- _TASK_: Pictures are not part of the copy; repeat everything else in the records exactly.

begin

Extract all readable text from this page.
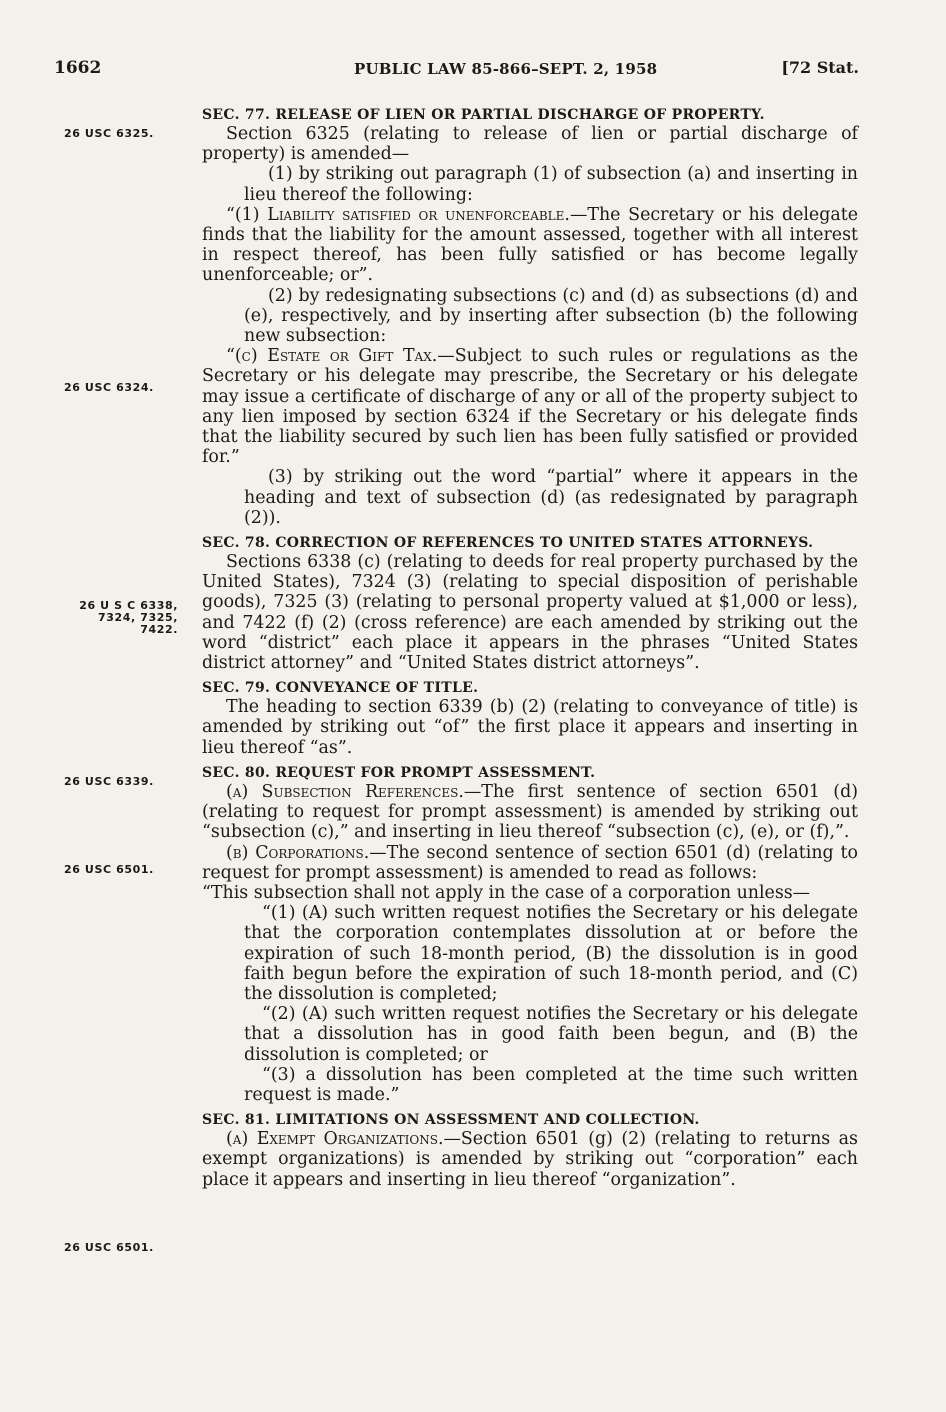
1662	PUBLIC LAW 85-866–SEPT. 2, 1958	[72 Stat.
26 USC 6325.
26 USC 6324.
26 U S C 6338,
7324, 7325, 7422.
26 USC 6339.
26 USC 6501.
26 USC 6501.

SEC. 77. RELEASE OF LIEN OR PARTIAL DISCHARGE OF PROPERTY.

Section 6325 (relating to release of lien or partial discharge of property) is amended—

(1) by striking out paragraph (1) of subsection (a) and inserting in lieu thereof the following:

“(1) Liability satisfied or unenforceable.—The Secretary or his delegate finds that the liability for the amount assessed, together with all interest in respect thereof, has been fully satisfied or has become legally unenforceable; or”.

(2) by redesignating subsections (c) and (d) as subsections (d) and (e), respectively, and by inserting after subsection (b) the following new subsection:

“(c) Estate or Gift Tax.—Subject to such rules or regulations as the Secretary or his delegate may prescribe, the Secretary or his delegate may issue a certificate of discharge of any or all of the property subject to any lien imposed by section 6324 if the Secretary or his delegate finds that the liability secured by such lien has been fully satisfied or provided for.”

(3) by striking out the word “partial” where it appears in the heading and text of subsection (d) (as redesignated by paragraph (2)).

SEC. 78. CORRECTION OF REFERENCES TO UNITED STATES ATTORNEYS.

Sections 6338 (c) (relating to deeds for real property purchased by the United States), 7324 (3) (relating to special disposition of perishable goods), 7325 (3) (relating to personal property valued at $1,000 or less), and 7422 (f) (2) (cross reference) are each amended by striking out the word “district” each place it appears in the phrases “United States district attorney” and “United States district attorneys”.

SEC. 79. CONVEYANCE OF TITLE.

The heading to section 6339 (b) (2) (relating to conveyance of title) is amended by striking out “of” the first place it appears and inserting in lieu thereof “as”.

SEC. 80. REQUEST FOR PROMPT ASSESSMENT.

(a) Subsection References.—The first sentence of section 6501 (d) (relating to request for prompt assessment) is amended by striking out “subsection (c),” and inserting in lieu thereof “subsection (c), (e), or (f),”.

(b) Corporations.—The second sentence of section 6501 (d) (relating to request for prompt assessment) is amended to read as follows:

“This subsection shall not apply in the case of a corporation unless—

“(1) (A) such written request notifies the Secretary or his delegate that the corporation contemplates dissolution at or before the expiration of such 18-month period, (B) the dissolution is in good faith begun before the expiration of such 18-month period, and (C) the dissolution is completed;

“(2) (A) such written request notifies the Secretary or his delegate that a dissolution has in good faith been begun, and (B) the dissolution is completed; or

“(3) a dissolution has been completed at the time such written request is made.”

SEC. 81. LIMITATIONS ON ASSESSMENT AND COLLECTION.

(a) Exempt Organizations.—Section 6501 (g) (2) (relating to returns as exempt organizations) is amended by striking out “corporation” each place it appears and inserting in lieu thereof “organization”.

end

- _EXERCISE RESULT_:
Extract all readable text from this page.
1662	PUBLIC LAW 85-866–SEPT. 2, 1958	[72 Stat.
26 USC 6325.
26 USC 6324.
26 U S C 6338,
7324, 7325, 7422.
26 USC 6339.
26 USC 6501.
26 USC 6501.

SEC. 77. RELEASE OF LIEN OR PARTIAL DISCHARGE OF PROPERTY.

Section 6325 (relating to release of lien or partial discharge of property) is amended—

(1) by striking out paragraph (1) of subsection (a) and inserting in lieu thereof the following:

“(1) Liability satisfied or unenforceable.—The Secretary or his delegate finds that the liability for the amount assessed, together with all interest in respect thereof, has been fully satisfied or has become legally unenforceable; or”.

(2) by redesignating subsections (c) and (d) as subsections (d) and (e), respectively, and by inserting after subsection (b) the following new subsection:

“(c) Estate or Gift Tax.—Subject to such rules or regulations as the Secretary or his delegate may prescribe, the Secretary or his delegate may issue a certificate of discharge of any or all of the property subject to any lien imposed by section 6324 if the Secretary or his delegate finds that the liability secured by such lien has been fully satisfied or provided for.”

(3) by striking out the word “partial” where it appears in the heading and text of subsection (d) (as redesignated by paragraph (2)).

SEC. 78. CORRECTION OF REFERENCES TO UNITED STATES ATTORNEYS.

Sections 6338 (c) (relating to deeds for real property purchased by the United States), 7324 (3) (relating to special disposition of perishable goods), 7325 (3) (relating to personal property valued at $1,000 or less), and 7422 (f) (2) (cross reference) are each amended by striking out the word “district” each place it appears in the phrases “United States district attorney” and “United States district attorneys”.

SEC. 79. CONVEYANCE OF TITLE.

The heading to section 6339 (b) (2) (relating to conveyance of title) is amended by striking out “of” the first place it appears and inserting in lieu thereof “as”.

SEC. 80. REQUEST FOR PROMPT ASSESSMENT.

(a) Subsection References.—The first sentence of section 6501 (d) (relating to request for prompt assessment) is amended by striking out “subsection (c),” and inserting in lieu thereof “subsection (c), (e), or (f),”.

(b) Corporations.—The second sentence of section 6501 (d) (relating to request for prompt assessment) is amended to read as follows:

“This subsection shall not apply in the case of a corporation unless—

“(1) (A) such written request notifies the Secretary or his delegate that the corporation contemplates dissolution at or before the expiration of such 18-month period, (B) the dissolution is in good faith begun before the expiration of such 18-month period, and (C) the dissolution is completed;

“(2) (A) such written request notifies the Secretary or his delegate that a dissolution has in good faith been begun, and (B) the dissolution is completed; or

“(3) a dissolution has been completed at the time such written request is made.”

SEC. 81. LIMITATIONS ON ASSESSMENT AND COLLECTION.

(a) Exempt Organizations.—Section 6501 (g) (2) (relating to returns as exempt organizations) is amended by striking out “corporation” each place it appears and inserting in lieu thereof “organization”.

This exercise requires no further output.